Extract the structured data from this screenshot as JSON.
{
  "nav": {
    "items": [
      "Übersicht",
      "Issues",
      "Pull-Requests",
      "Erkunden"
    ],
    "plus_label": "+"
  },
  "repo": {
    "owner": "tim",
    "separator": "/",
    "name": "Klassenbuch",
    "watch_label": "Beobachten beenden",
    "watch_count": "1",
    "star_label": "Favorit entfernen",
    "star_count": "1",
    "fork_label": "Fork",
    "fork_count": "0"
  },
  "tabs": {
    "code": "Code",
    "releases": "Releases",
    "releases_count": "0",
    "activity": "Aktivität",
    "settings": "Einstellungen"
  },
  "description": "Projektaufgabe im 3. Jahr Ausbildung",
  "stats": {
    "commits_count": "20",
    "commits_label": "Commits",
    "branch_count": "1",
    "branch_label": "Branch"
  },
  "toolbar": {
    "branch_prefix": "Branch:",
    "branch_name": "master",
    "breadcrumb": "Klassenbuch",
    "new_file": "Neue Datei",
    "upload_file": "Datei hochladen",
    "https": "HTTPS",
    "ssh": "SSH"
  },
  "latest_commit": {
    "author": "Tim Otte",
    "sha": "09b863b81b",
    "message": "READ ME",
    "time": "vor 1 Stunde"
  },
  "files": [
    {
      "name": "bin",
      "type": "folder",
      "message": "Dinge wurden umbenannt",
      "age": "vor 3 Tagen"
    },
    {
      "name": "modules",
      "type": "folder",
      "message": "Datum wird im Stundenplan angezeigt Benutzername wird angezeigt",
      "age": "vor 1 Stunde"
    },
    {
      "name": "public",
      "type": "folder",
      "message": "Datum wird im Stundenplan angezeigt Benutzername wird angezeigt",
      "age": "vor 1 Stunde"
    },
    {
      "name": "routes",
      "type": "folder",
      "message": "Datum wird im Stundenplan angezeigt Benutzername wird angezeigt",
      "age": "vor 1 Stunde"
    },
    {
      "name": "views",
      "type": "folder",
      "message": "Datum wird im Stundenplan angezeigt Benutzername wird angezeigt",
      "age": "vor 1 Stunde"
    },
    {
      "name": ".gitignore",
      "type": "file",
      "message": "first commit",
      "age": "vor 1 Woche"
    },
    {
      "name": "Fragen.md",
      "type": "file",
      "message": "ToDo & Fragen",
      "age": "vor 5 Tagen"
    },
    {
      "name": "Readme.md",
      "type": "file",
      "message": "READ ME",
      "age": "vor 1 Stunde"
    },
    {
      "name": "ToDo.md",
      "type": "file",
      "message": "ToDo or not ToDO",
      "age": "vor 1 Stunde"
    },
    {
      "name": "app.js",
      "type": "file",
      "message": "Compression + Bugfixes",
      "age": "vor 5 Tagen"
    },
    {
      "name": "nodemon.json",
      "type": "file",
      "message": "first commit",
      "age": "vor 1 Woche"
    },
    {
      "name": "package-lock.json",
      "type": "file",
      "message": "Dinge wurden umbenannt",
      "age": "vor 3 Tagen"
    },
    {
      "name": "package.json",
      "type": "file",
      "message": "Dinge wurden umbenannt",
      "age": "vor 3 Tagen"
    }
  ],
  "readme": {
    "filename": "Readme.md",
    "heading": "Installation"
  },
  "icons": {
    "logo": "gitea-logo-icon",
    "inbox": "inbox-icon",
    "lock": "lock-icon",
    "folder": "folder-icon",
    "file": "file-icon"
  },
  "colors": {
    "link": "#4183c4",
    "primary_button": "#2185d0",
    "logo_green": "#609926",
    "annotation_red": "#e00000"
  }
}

::::

| Short exercise |
Write out the material from the first line to the last, exactly.

| Solution to this task |
Extract the structured data from this screenshot as JSON.
{
  "nav": {
    "items": [
      "Übersicht",
      "Issues",
      "Pull-Requests",
      "Erkunden"
    ],
    "plus_label": "+"
  },
  "repo": {
    "owner": "tim",
    "separator": "/",
    "name": "Klassenbuch",
    "watch_label": "Beobachten beenden",
    "watch_count": "1",
    "star_label": "Favorit entfernen",
    "star_count": "1",
    "fork_label": "Fork",
    "fork_count": "0"
  },
  "tabs": {
    "code": "Code",
    "releases": "Releases",
    "releases_count": "0",
    "activity": "Aktivität",
    "settings": "Einstellungen"
  },
  "description": "Projektaufgabe im 3. Jahr Ausbildung",
  "stats": {
    "commits_count": "20",
    "commits_label": "Commits",
    "branch_count": "1",
    "branch_label": "Branch"
  },
  "toolbar": {
    "branch_prefix": "Branch:",
    "branch_name": "master",
    "breadcrumb": "Klassenbuch",
    "new_file": "Neue Datei",
    "upload_file": "Datei hochladen",
    "https": "HTTPS",
    "ssh": "SSH"
  },
  "latest_commit": {
    "author": "Tim Otte",
    "sha": "09b863b81b",
    "message": "READ ME",
    "time": "vor 1 Stunde"
  },
  "files": [
    {
      "name": "bin",
      "type": "folder",
      "message": "Dinge wurden umbenannt",
      "age": "vor 3 Tagen"
    },
    {
      "name": "modules",
      "type": "folder",
      "message": "Datum wird im Stundenplan angezeigt Benutzername wird angezeigt",
      "age": "vor 1 Stunde"
    },
    {
      "name": "public",
      "type": "folder",
      "message": "Datum wird im Stundenplan angezeigt Benutzername wird angezeigt",
      "age": "vor 1 Stunde"
    },
    {
      "name": "routes",
      "type": "folder",
      "message": "Datum wird im Stundenplan angezeigt Benutzername wird angezeigt",
      "age": "vor 1 Stunde"
    },
    {
      "name": "views",
      "type": "folder",
      "message": "Datum wird im Stundenplan angezeigt Benutzername wird angezeigt",
      "age": "vor 1 Stunde"
    },
    {
      "name": ".gitignore",
      "type": "file",
      "message": "first commit",
      "age": "vor 1 Woche"
    },
    {
      "name": "Fragen.md",
      "type": "file",
      "message": "ToDo & Fragen",
      "age": "vor 5 Tagen"
    },
    {
      "name": "Readme.md",
      "type": "file",
      "message": "READ ME",
      "age": "vor 1 Stunde"
    },
    {
      "name": "ToDo.md",
      "type": "file",
      "message": "ToDo or not ToDO",
      "age": "vor 1 Stunde"
    },
    {
      "name": "app.js",
      "type": "file",
      "message": "Compression + Bugfixes",
      "age": "vor 5 Tagen"
    },
    {
      "name": "nodemon.json",
      "type": "file",
      "message": "first commit",
      "age": "vor 1 Woche"
    },
    {
      "name": "package-lock.json",
      "type": "file",
      "message": "Dinge wurden umbenannt",
      "age": "vor 3 Tagen"
    },
    {
      "name": "package.json",
      "type": "file",
      "message": "Dinge wurden umbenannt",
      "age": "vor 3 Tagen"
    }
  ],
  "readme": {
    "filename": "Readme.md",
    "heading": "Installation"
  },
  "icons": {
    "logo": "gitea-logo-icon",
    "inbox": "inbox-icon",
    "lock": "lock-icon",
    "folder": "folder-icon",
    "file": "file-icon"
  },
  "colors": {
    "link": "#4183c4",
    "primary_button": "#2185d0",
    "logo_green": "#609926",
    "annotation_red": "#e00000"
  }
}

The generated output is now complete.